*本文:*
屠殺の失敗の割合といえる放血不良の数が厚生労働省の食肉還元調査により発表された。大きく悪化し犠牲数70万羽を超えた2023年、2024年の数字はどうなったか。

放血不良とは

屠殺の際に首を切るのに失敗し、血が抜けず、生きたまま熱湯で茹でられ、全身やけど状態で皮膚が真っ赤になったりピンクになる、最悪の殺し方のことだ。この数字が世界ではほとんどない、または米国では大幅に減少しているにも関わらず、日本では年々増加してきていることに、警鐘を鳴らしてきた。放血不良が多いということは、屠殺のレベルが低く、動物たちは極限の状態まで苦しめられたということだ。屠殺時に生きたまま熱湯に入れられた場合違法であるとして罰則に処せられる国もある。

2024年はどうなったか

全体の数値としては、675,712と2023年よりは微減したものの、高い犠牲数のままであった。減ったのは採卵鶏の廃鶏の屠殺場での犠牲数であり、肉用鶏はむしろ犠牲数も割合も増やしている。肉用鶏だけで、490,805羽が生きたまま熱湯に入れられ、2023年から16,242羽増加したのだ。

肉用鶏は

肉用鶏の屠殺数は年間7億5千万羽を超える。0.001%であってもインパクトが大きく、より慎重に失敗のないように最大限の努力をすべきだ。だが、現在、この肉用鶏での屠殺が雑になっているのか、意識の低下が見られるのか、悪化しているのだ。

放血不良の割合が高い=ひどい屠殺場から順に見ていこう。

茨城:0.3877%で12165羽、2023年から悪化(前年は0.1519%、4188羽)している。エスファクトリー千葉(株)の結果であり、水戸にある食鳥処理場だ。何かが起きているのか、倍増している。

大阪:0.2580%で1315羽、ここも悪化(前年は0.2079%、1078)している。鳥ぴん株式会社の結果だ。

愛媛:0.2295%で9618羽、マルハフーズ株式会社の結果だ。

福岡:0.1744%で3248羽、株式会社あらい 農事組合法人福栄組合 株式会社トリアンフーズの結果だ。

宮崎:0.1669%で239323羽、2023年から悪化(前年は0.1024% 147665羽)している。の結果だ。

*作業依頼 A:*
放血不良に関する本文によると、2024年に肉用鶏だけで生きたまま熱湯に入れられたのは何羽か答えよ。
*作業依頼 B:*
放血不良に関する本文を、最後の文の後から書き継げ。

*入力データ:*
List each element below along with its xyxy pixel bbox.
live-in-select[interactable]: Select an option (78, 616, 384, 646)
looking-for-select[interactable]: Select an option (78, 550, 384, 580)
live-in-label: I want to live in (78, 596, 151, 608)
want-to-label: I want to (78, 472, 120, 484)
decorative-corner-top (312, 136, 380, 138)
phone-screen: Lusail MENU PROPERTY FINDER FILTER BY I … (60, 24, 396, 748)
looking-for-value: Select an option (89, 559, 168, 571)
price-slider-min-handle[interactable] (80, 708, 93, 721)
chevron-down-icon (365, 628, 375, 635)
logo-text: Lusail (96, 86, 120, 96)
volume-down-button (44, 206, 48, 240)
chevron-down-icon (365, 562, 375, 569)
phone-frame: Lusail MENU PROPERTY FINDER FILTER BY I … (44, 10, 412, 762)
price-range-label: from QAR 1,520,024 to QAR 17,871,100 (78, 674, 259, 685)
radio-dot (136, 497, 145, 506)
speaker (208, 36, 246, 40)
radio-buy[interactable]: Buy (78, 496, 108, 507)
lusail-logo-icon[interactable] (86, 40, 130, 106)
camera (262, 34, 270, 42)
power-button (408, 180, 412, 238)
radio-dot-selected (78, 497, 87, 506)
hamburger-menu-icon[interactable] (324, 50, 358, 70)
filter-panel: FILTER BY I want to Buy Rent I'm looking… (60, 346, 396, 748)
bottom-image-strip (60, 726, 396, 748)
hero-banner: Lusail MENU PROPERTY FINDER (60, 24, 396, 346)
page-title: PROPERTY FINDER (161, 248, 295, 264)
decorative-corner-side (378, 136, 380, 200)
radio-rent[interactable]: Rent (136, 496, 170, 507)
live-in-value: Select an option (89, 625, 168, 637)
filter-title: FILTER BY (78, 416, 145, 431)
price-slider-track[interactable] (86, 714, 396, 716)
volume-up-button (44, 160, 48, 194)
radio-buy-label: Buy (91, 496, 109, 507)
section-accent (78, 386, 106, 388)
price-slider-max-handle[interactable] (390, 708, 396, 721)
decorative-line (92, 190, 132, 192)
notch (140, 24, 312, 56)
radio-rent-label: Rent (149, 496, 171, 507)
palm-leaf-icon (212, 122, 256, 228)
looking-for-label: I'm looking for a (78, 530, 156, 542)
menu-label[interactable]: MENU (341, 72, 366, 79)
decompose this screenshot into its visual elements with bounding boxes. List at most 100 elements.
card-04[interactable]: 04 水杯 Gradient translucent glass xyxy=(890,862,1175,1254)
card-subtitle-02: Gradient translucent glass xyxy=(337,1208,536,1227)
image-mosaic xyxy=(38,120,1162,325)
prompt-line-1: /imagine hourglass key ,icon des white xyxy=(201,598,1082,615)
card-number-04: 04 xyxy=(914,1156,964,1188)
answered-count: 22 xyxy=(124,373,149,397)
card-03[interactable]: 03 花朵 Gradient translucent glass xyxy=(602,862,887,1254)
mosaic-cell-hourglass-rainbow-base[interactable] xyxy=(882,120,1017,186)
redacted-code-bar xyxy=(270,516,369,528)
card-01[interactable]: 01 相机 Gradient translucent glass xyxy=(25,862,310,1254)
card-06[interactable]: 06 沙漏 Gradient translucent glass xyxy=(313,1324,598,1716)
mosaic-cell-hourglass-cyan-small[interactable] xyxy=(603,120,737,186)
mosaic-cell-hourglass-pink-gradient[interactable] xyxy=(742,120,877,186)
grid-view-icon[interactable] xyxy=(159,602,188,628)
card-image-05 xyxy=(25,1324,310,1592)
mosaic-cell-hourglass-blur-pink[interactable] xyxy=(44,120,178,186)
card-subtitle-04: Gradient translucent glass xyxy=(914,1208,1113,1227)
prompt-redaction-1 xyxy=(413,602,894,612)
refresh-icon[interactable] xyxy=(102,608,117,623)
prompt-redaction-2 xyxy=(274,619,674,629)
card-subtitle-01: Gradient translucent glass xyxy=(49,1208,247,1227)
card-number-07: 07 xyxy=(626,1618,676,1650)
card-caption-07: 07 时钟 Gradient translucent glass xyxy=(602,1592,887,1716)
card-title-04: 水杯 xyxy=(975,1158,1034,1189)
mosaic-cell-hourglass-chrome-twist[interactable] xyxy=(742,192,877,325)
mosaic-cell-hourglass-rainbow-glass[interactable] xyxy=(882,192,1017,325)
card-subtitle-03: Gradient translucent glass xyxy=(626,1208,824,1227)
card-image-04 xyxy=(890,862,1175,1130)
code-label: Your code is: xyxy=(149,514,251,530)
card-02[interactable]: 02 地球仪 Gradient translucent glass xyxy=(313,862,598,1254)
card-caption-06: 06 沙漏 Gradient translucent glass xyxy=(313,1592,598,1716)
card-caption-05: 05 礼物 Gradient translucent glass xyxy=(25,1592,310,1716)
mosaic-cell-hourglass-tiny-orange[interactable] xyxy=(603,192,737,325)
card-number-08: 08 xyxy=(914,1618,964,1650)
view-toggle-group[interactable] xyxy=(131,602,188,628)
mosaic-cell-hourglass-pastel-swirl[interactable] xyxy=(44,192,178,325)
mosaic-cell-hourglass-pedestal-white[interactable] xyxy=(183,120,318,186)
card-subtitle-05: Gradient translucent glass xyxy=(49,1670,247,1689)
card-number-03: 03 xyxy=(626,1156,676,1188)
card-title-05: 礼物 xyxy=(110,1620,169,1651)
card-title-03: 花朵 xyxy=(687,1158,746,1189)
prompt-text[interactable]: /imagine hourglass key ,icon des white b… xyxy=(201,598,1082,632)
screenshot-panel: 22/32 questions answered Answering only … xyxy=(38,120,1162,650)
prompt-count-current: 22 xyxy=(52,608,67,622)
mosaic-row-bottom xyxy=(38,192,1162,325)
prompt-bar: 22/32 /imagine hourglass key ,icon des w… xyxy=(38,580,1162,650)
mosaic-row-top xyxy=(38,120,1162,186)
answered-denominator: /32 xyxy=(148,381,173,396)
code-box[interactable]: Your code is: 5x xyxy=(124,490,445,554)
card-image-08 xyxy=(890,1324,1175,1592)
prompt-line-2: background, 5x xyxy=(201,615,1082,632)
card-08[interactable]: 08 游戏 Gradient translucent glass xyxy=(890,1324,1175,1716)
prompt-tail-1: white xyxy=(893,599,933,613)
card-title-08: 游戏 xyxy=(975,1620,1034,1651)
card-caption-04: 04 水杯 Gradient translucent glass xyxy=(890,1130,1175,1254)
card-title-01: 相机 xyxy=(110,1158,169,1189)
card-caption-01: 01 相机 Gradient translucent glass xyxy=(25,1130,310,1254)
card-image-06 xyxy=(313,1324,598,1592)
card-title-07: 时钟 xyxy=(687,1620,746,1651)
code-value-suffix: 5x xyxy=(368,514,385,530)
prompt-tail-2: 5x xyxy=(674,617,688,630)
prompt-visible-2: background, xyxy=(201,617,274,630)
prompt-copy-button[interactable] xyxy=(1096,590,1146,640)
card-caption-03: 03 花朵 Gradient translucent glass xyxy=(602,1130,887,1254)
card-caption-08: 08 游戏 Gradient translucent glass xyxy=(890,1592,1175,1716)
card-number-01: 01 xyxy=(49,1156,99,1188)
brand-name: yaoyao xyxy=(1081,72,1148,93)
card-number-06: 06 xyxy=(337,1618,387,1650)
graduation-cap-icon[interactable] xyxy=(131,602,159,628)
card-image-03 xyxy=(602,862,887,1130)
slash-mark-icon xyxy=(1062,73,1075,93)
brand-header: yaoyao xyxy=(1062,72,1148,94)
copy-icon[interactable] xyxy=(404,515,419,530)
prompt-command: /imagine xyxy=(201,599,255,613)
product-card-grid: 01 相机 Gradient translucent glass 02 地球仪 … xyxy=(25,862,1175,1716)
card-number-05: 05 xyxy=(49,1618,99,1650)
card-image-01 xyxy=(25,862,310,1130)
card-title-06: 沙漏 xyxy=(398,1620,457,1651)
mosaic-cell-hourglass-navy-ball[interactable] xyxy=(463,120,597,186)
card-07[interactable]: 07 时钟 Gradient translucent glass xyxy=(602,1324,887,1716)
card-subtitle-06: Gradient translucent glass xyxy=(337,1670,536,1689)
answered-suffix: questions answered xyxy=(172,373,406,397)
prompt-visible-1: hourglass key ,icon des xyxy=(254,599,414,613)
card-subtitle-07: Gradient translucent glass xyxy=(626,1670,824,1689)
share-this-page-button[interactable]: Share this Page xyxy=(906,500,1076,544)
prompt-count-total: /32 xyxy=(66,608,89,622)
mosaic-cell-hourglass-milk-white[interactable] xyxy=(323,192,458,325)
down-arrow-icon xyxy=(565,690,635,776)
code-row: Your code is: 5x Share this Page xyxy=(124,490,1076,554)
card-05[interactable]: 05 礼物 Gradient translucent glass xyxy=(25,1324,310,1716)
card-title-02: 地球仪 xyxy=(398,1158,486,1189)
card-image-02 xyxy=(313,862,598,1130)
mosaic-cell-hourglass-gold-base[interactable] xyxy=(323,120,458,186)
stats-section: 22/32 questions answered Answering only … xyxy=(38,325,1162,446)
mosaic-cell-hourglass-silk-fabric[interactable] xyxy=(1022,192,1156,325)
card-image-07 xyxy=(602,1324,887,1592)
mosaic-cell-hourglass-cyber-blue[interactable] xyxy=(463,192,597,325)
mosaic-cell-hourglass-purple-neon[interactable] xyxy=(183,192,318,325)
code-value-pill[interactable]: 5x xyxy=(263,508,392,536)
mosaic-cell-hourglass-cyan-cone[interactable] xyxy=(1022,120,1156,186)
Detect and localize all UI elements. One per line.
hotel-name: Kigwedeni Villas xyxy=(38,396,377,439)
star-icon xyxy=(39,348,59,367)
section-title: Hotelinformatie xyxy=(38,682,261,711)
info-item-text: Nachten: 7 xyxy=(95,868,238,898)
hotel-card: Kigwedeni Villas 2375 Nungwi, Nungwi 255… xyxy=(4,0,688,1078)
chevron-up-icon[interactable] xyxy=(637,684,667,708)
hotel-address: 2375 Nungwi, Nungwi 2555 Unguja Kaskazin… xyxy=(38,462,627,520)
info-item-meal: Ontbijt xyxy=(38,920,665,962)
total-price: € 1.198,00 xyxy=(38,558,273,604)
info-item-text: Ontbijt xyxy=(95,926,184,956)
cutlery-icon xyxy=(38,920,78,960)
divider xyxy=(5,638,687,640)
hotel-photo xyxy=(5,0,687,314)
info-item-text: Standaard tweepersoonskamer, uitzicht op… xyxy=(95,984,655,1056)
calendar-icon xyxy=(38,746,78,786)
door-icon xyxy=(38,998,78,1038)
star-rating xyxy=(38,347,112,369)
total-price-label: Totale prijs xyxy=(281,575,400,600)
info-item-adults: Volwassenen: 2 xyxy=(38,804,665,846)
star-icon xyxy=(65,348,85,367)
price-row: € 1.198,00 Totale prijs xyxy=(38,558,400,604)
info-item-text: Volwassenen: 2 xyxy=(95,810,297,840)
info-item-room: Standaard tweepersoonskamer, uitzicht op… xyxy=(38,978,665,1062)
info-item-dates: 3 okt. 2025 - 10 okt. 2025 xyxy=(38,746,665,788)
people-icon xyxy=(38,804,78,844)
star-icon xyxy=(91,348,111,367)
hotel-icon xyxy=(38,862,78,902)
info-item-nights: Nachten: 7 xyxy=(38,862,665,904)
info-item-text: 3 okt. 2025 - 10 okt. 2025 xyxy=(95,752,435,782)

*結果 A:*
490,805羽である。

*結果 B:*
沖縄:0.1658%で6351羽、名護市食鳥処理施設の結果だ。

岐阜:0.1142%で4707羽、岐阜アグリフーズ株式会社、コーチンミライズ株式会社、農事組合法人東濃ミートセンターの結果だ。

鳥取:0.1001%で19965羽、2023年から悪化(前年は0.0893% 17925羽)している。伊藤ハム米久ホールディングス株式会社、名和食鶏、株式会社大山どりの結果だ。

大きく改善させてほぼゼロに近い数値となったのは三重県で0.0021%だった。その他0.05%以上改善させたのは青森県と福島県、やや改善したのは鹿児島県と新潟県などだ。改善しているところがある一方で、その減少数を大幅に上回る悪化が上記都道府県で起きていた。毎年この悪化と改善は多少なり繰り返す。それは、システム的なまたは組織的な改善が図られていないことを指す。つまり、意識が低いのだ。

採卵鶏は鹿児島が異常値

とにかく前年から継続して鹿児島県が異常だ。鹿児島には、株式会社エヌチキン、マルイ食品株式会社、野田第2工場、有限会社二幸食鳥松元工場の4箇所がある。統計データには個別の数値は報告されていないため、どの屠殺場の数値が異常なのかは不明だ。いずれにしてもこの4社合計で7万4千836羽の犠牲があり、これは採卵鶏の40%を占める。なお、「屠殺数が多いからではないか」という意見もあるやもしれないが、鹿児島を遥かに上回る数の屠殺を行う茨城県の17,935,271羽と比較しても、放血不良の割合は高すぎる。茨城県はは一万羽をきり、9,804羽で0.0547%だ。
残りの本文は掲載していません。